AIM =>
Reproduce the entries word for word, and omit any picture you find in them.

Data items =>
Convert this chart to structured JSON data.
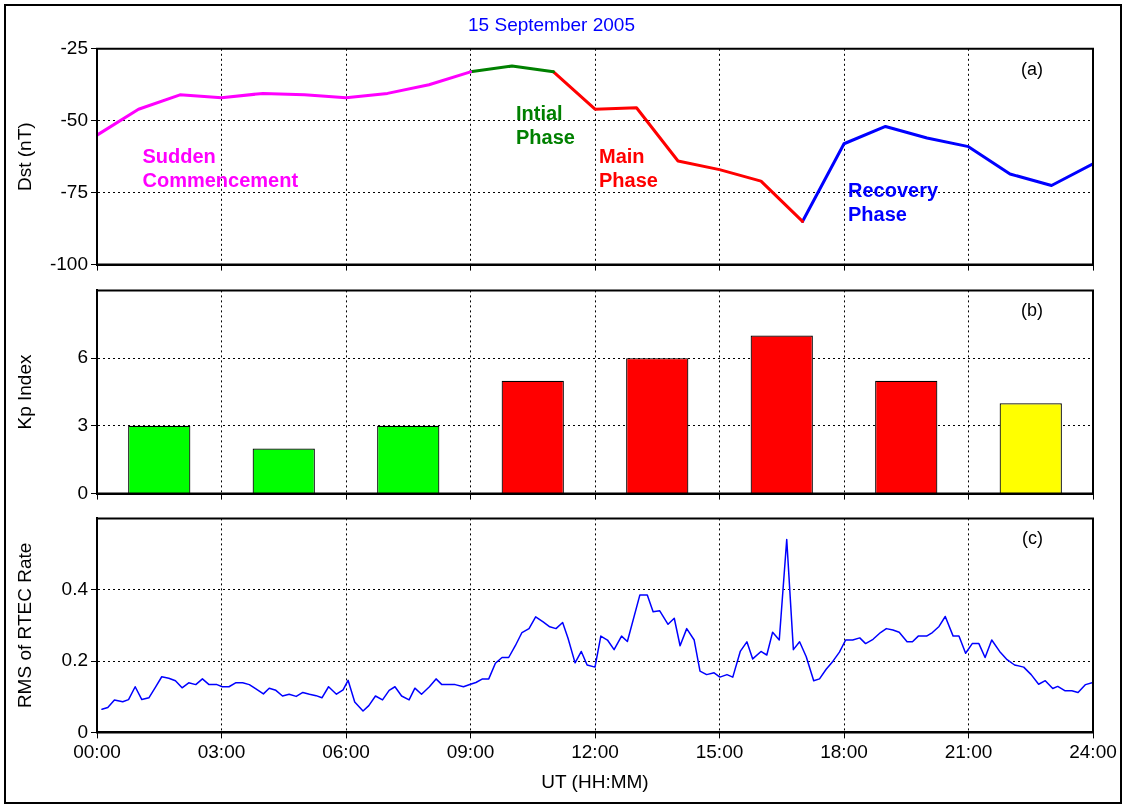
{
  "chart_data": [
    {
      "type": "line",
      "title": "15 September 2005",
      "ylabel": "Dst (nT)",
      "annotations": [
        "(a)"
      ],
      "xlim": [
        0,
        24
      ],
      "xticks": [
        0,
        3,
        6,
        9,
        12,
        15,
        18,
        21,
        24
      ],
      "ylim": [
        -100,
        -25
      ],
      "yticks": [
        -100,
        -75,
        -50,
        -25
      ],
      "grid": true,
      "legend": false,
      "tick_labels": "y",
      "marker": "none",
      "series": [
        {
          "name": "Sudden Commencement",
          "color": "#ff00ff",
          "x": [
            0,
            1,
            2,
            3,
            4,
            5,
            6,
            7,
            8,
            9
          ],
          "values": [
            -55,
            -46,
            -41,
            -42,
            -40.5,
            -41,
            -42,
            -40.5,
            -37.5,
            -33
          ]
        },
        {
          "name": "Intial Phase",
          "color": "#008000",
          "x": [
            9,
            10,
            11
          ],
          "values": [
            -33,
            -31,
            -33
          ]
        },
        {
          "name": "Main Phase",
          "color": "#ff0000",
          "x": [
            11,
            12,
            13,
            14,
            15,
            16,
            17
          ],
          "values": [
            -33,
            -46,
            -45.5,
            -64,
            -67,
            -71,
            -85
          ]
        },
        {
          "name": "Recovery Phase",
          "color": "#0000ff",
          "x": [
            17,
            18,
            19,
            20,
            21,
            22,
            23,
            24
          ],
          "values": [
            -85,
            -58,
            -52,
            -56,
            -59,
            -68.5,
            -72.5,
            -65
          ]
        }
      ]
    },
    {
      "type": "bar",
      "ylabel": "Kp Index",
      "annotations": [
        "(b)"
      ],
      "xlim": [
        0,
        24
      ],
      "xticks": [
        0,
        3,
        6,
        9,
        12,
        15,
        18,
        21,
        24
      ],
      "ylim": [
        0,
        9
      ],
      "yticks": [
        0,
        3,
        6
      ],
      "grid": true,
      "legend": false,
      "tick_labels": "y",
      "x": [
        1.5,
        4.5,
        7.5,
        10.5,
        13.5,
        16.5,
        19.5,
        22.5
      ],
      "values": [
        3,
        2,
        3,
        5,
        6,
        7,
        5,
        4
      ],
      "colors": [
        "#00ff00",
        "#00ff00",
        "#00ff00",
        "#ff0000",
        "#ff0000",
        "#ff0000",
        "#ff0000",
        "#ffff00"
      ]
    },
    {
      "type": "line",
      "xlabel": "UT (HH:MM)",
      "ylabel": "RMS of RTEC Rate",
      "annotations": [
        "(c)"
      ],
      "xlim": [
        0,
        24
      ],
      "xticks": [
        {
          "value": 0,
          "label": "00:00"
        },
        {
          "value": 3,
          "label": "03:00"
        },
        {
          "value": 6,
          "label": "06:00"
        },
        {
          "value": 9,
          "label": "09:00"
        },
        {
          "value": 12,
          "label": "12:00"
        },
        {
          "value": 15,
          "label": "15:00"
        },
        {
          "value": 18,
          "label": "18:00"
        },
        {
          "value": 21,
          "label": "21:00"
        },
        {
          "value": 24,
          "label": "24:00"
        }
      ],
      "ylim": [
        0,
        0.6
      ],
      "yticks": [
        0,
        0.2,
        0.4
      ],
      "grid": true,
      "legend": false,
      "marker": "none",
      "color": "#0000ff",
      "x": [
        0.12,
        0.26,
        0.42,
        0.62,
        0.76,
        0.92,
        1.08,
        1.25,
        1.41,
        1.56,
        1.73,
        1.89,
        2.05,
        2.21,
        2.38,
        2.54,
        2.7,
        2.89,
        3.02,
        3.18,
        3.34,
        3.51,
        3.67,
        3.83,
        4.01,
        4.15,
        4.31,
        4.47,
        4.63,
        4.8,
        4.96,
        5.12,
        5.28,
        5.42,
        5.58,
        5.77,
        5.93,
        6.05,
        6.21,
        6.41,
        6.55,
        6.71,
        6.88,
        7.04,
        7.18,
        7.34,
        7.52,
        7.66,
        7.82,
        8.01,
        8.17,
        8.31,
        8.63,
        8.83,
        9.0,
        9.13,
        9.29,
        9.44,
        9.6,
        9.76,
        9.92,
        10.08,
        10.24,
        10.41,
        10.57,
        10.75,
        10.91,
        11.06,
        11.22,
        11.35,
        11.52,
        11.67,
        11.81,
        12.0,
        12.14,
        12.3,
        12.46,
        12.64,
        12.78,
        13.08,
        13.26,
        13.4,
        13.56,
        13.76,
        13.91,
        14.05,
        14.21,
        14.39,
        14.53,
        14.69,
        14.87,
        15.01,
        15.18,
        15.32,
        15.5,
        15.66,
        15.8,
        16.0,
        16.14,
        16.28,
        16.44,
        16.62,
        16.78,
        16.93,
        17.09,
        17.27,
        17.41,
        17.57,
        17.73,
        17.89,
        18.04,
        18.21,
        18.38,
        18.52,
        18.7,
        18.88,
        19.02,
        19.18,
        19.33,
        19.52,
        19.65,
        19.79,
        19.99,
        20.13,
        20.29,
        20.44,
        20.63,
        20.77,
        20.93,
        21.09,
        21.25,
        21.4,
        21.56,
        21.75,
        21.93,
        22.11,
        22.33,
        22.51,
        22.69,
        22.85,
        23.03,
        23.15,
        23.32,
        23.49,
        23.64,
        23.82,
        24.0
      ],
      "values": [
        0.065,
        0.07,
        0.091,
        0.086,
        0.092,
        0.128,
        0.092,
        0.097,
        0.127,
        0.156,
        0.152,
        0.145,
        0.125,
        0.139,
        0.134,
        0.15,
        0.134,
        0.134,
        0.128,
        0.128,
        0.139,
        0.139,
        0.134,
        0.122,
        0.108,
        0.124,
        0.118,
        0.102,
        0.107,
        0.101,
        0.112,
        0.107,
        0.103,
        0.097,
        0.128,
        0.107,
        0.119,
        0.146,
        0.085,
        0.06,
        0.075,
        0.102,
        0.091,
        0.118,
        0.128,
        0.102,
        0.091,
        0.124,
        0.107,
        0.128,
        0.15,
        0.134,
        0.134,
        0.128,
        0.135,
        0.14,
        0.15,
        0.15,
        0.194,
        0.21,
        0.21,
        0.243,
        0.28,
        0.291,
        0.324,
        0.31,
        0.296,
        0.291,
        0.308,
        0.264,
        0.195,
        0.227,
        0.189,
        0.183,
        0.27,
        0.259,
        0.232,
        0.27,
        0.255,
        0.385,
        0.385,
        0.338,
        0.341,
        0.303,
        0.32,
        0.243,
        0.291,
        0.259,
        0.172,
        0.162,
        0.167,
        0.155,
        0.162,
        0.155,
        0.227,
        0.254,
        0.206,
        0.227,
        0.217,
        0.281,
        0.259,
        0.541,
        0.232,
        0.254,
        0.212,
        0.145,
        0.15,
        0.177,
        0.199,
        0.225,
        0.259,
        0.259,
        0.265,
        0.249,
        0.261,
        0.28,
        0.291,
        0.287,
        0.281,
        0.254,
        0.254,
        0.27,
        0.27,
        0.28,
        0.297,
        0.325,
        0.27,
        0.27,
        0.222,
        0.249,
        0.249,
        0.21,
        0.259,
        0.227,
        0.204,
        0.189,
        0.183,
        0.162,
        0.135,
        0.145,
        0.123,
        0.129,
        0.117,
        0.117,
        0.112,
        0.134,
        0.14
      ]
    }
  ]
}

REPLY =>
Convert this chart to structured JSON data.
{
  "chart_data": [
    {
      "type": "line",
      "title": "15 September 2005",
      "ylabel": "Dst (nT)",
      "annotations": [
        "(a)"
      ],
      "xlim": [
        0,
        24
      ],
      "xticks": [
        0,
        3,
        6,
        9,
        12,
        15,
        18,
        21,
        24
      ],
      "ylim": [
        -100,
        -25
      ],
      "yticks": [
        -100,
        -75,
        -50,
        -25
      ],
      "grid": true,
      "legend": false,
      "tick_labels": "y",
      "marker": "none",
      "series": [
        {
          "name": "Sudden Commencement",
          "color": "#ff00ff",
          "x": [
            0,
            1,
            2,
            3,
            4,
            5,
            6,
            7,
            8,
            9
          ],
          "values": [
            -55,
            -46,
            -41,
            -42,
            -40.5,
            -41,
            -42,
            -40.5,
            -37.5,
            -33
          ]
        },
        {
          "name": "Intial Phase",
          "color": "#008000",
          "x": [
            9,
            10,
            11
          ],
          "values": [
            -33,
            -31,
            -33
          ]
        },
        {
          "name": "Main Phase",
          "color": "#ff0000",
          "x": [
            11,
            12,
            13,
            14,
            15,
            16,
            17
          ],
          "values": [
            -33,
            -46,
            -45.5,
            -64,
            -67,
            -71,
            -85
          ]
        },
        {
          "name": "Recovery Phase",
          "color": "#0000ff",
          "x": [
            17,
            18,
            19,
            20,
            21,
            22,
            23,
            24
          ],
          "values": [
            -85,
            -58,
            -52,
            -56,
            -59,
            -68.5,
            -72.5,
            -65
          ]
        }
      ]
    },
    {
      "type": "bar",
      "ylabel": "Kp Index",
      "annotations": [
        "(b)"
      ],
      "xlim": [
        0,
        24
      ],
      "xticks": [
        0,
        3,
        6,
        9,
        12,
        15,
        18,
        21,
        24
      ],
      "ylim": [
        0,
        9
      ],
      "yticks": [
        0,
        3,
        6
      ],
      "grid": true,
      "legend": false,
      "tick_labels": "y",
      "x": [
        1.5,
        4.5,
        7.5,
        10.5,
        13.5,
        16.5,
        19.5,
        22.5
      ],
      "values": [
        3,
        2,
        3,
        5,
        6,
        7,
        5,
        4
      ],
      "colors": [
        "#00ff00",
        "#00ff00",
        "#00ff00",
        "#ff0000",
        "#ff0000",
        "#ff0000",
        "#ff0000",
        "#ffff00"
      ]
    },
    {
      "type": "line",
      "xlabel": "UT (HH:MM)",
      "ylabel": "RMS of RTEC Rate",
      "annotations": [
        "(c)"
      ],
      "xlim": [
        0,
        24
      ],
      "xticks": [
        {
          "value": 0,
          "label": "00:00"
        },
        {
          "value": 3,
          "label": "03:00"
        },
        {
          "value": 6,
          "label": "06:00"
        },
        {
          "value": 9,
          "label": "09:00"
        },
        {
          "value": 12,
          "label": "12:00"
        },
        {
          "value": 15,
          "label": "15:00"
        },
        {
          "value": 18,
          "label": "18:00"
        },
        {
          "value": 21,
          "label": "21:00"
        },
        {
          "value": 24,
          "label": "24:00"
        }
      ],
      "ylim": [
        0,
        0.6
      ],
      "yticks": [
        0,
        0.2,
        0.4
      ],
      "grid": true,
      "legend": false,
      "marker": "none",
      "color": "#0000ff",
      "x": [
        0.12,
        0.26,
        0.42,
        0.62,
        0.76,
        0.92,
        1.08,
        1.25,
        1.41,
        1.56,
        1.73,
        1.89,
        2.05,
        2.21,
        2.38,
        2.54,
        2.7,
        2.89,
        3.02,
        3.18,
        3.34,
        3.51,
        3.67,
        3.83,
        4.01,
        4.15,
        4.31,
        4.47,
        4.63,
        4.8,
        4.96,
        5.12,
        5.28,
        5.42,
        5.58,
        5.77,
        5.93,
        6.05,
        6.21,
        6.41,
        6.55,
        6.71,
        6.88,
        7.04,
        7.18,
        7.34,
        7.52,
        7.66,
        7.82,
        8.01,
        8.17,
        8.31,
        8.63,
        8.83,
        9.0,
        9.13,
        9.29,
        9.44,
        9.6,
        9.76,
        9.92,
        10.08,
        10.24,
        10.41,
        10.57,
        10.75,
        10.91,
        11.06,
        11.22,
        11.35,
        11.52,
        11.67,
        11.81,
        12.0,
        12.14,
        12.3,
        12.46,
        12.64,
        12.78,
        13.08,
        13.26,
        13.4,
        13.56,
        13.76,
        13.91,
        14.05,
        14.21,
        14.39,
        14.53,
        14.69,
        14.87,
        15.01,
        15.18,
        15.32,
        15.5,
        15.66,
        15.8,
        16.0,
        16.14,
        16.28,
        16.44,
        16.62,
        16.78,
        16.93,
        17.09,
        17.27,
        17.41,
        17.57,
        17.73,
        17.89,
        18.04,
        18.21,
        18.38,
        18.52,
        18.7,
        18.88,
        19.02,
        19.18,
        19.33,
        19.52,
        19.65,
        19.79,
        19.99,
        20.13,
        20.29,
        20.44,
        20.63,
        20.77,
        20.93,
        21.09,
        21.25,
        21.4,
        21.56,
        21.75,
        21.93,
        22.11,
        22.33,
        22.51,
        22.69,
        22.85,
        23.03,
        23.15,
        23.32,
        23.49,
        23.64,
        23.82,
        24.0
      ],
      "values": [
        0.065,
        0.07,
        0.091,
        0.086,
        0.092,
        0.128,
        0.092,
        0.097,
        0.127,
        0.156,
        0.152,
        0.145,
        0.125,
        0.139,
        0.134,
        0.15,
        0.134,
        0.134,
        0.128,
        0.128,
        0.139,
        0.139,
        0.134,
        0.122,
        0.108,
        0.124,
        0.118,
        0.102,
        0.107,
        0.101,
        0.112,
        0.107,
        0.103,
        0.097,
        0.128,
        0.107,
        0.119,
        0.146,
        0.085,
        0.06,
        0.075,
        0.102,
        0.091,
        0.118,
        0.128,
        0.102,
        0.091,
        0.124,
        0.107,
        0.128,
        0.15,
        0.134,
        0.134,
        0.128,
        0.135,
        0.14,
        0.15,
        0.15,
        0.194,
        0.21,
        0.21,
        0.243,
        0.28,
        0.291,
        0.324,
        0.31,
        0.296,
        0.291,
        0.308,
        0.264,
        0.195,
        0.227,
        0.189,
        0.183,
        0.27,
        0.259,
        0.232,
        0.27,
        0.255,
        0.385,
        0.385,
        0.338,
        0.341,
        0.303,
        0.32,
        0.243,
        0.291,
        0.259,
        0.172,
        0.162,
        0.167,
        0.155,
        0.162,
        0.155,
        0.227,
        0.254,
        0.206,
        0.227,
        0.217,
        0.281,
        0.259,
        0.541,
        0.232,
        0.254,
        0.212,
        0.145,
        0.15,
        0.177,
        0.199,
        0.225,
        0.259,
        0.259,
        0.265,
        0.249,
        0.261,
        0.28,
        0.291,
        0.287,
        0.281,
        0.254,
        0.254,
        0.27,
        0.27,
        0.28,
        0.297,
        0.325,
        0.27,
        0.27,
        0.222,
        0.249,
        0.249,
        0.21,
        0.259,
        0.227,
        0.204,
        0.189,
        0.183,
        0.162,
        0.135,
        0.145,
        0.123,
        0.129,
        0.117,
        0.117,
        0.112,
        0.134,
        0.14
      ]
    }
  ]
}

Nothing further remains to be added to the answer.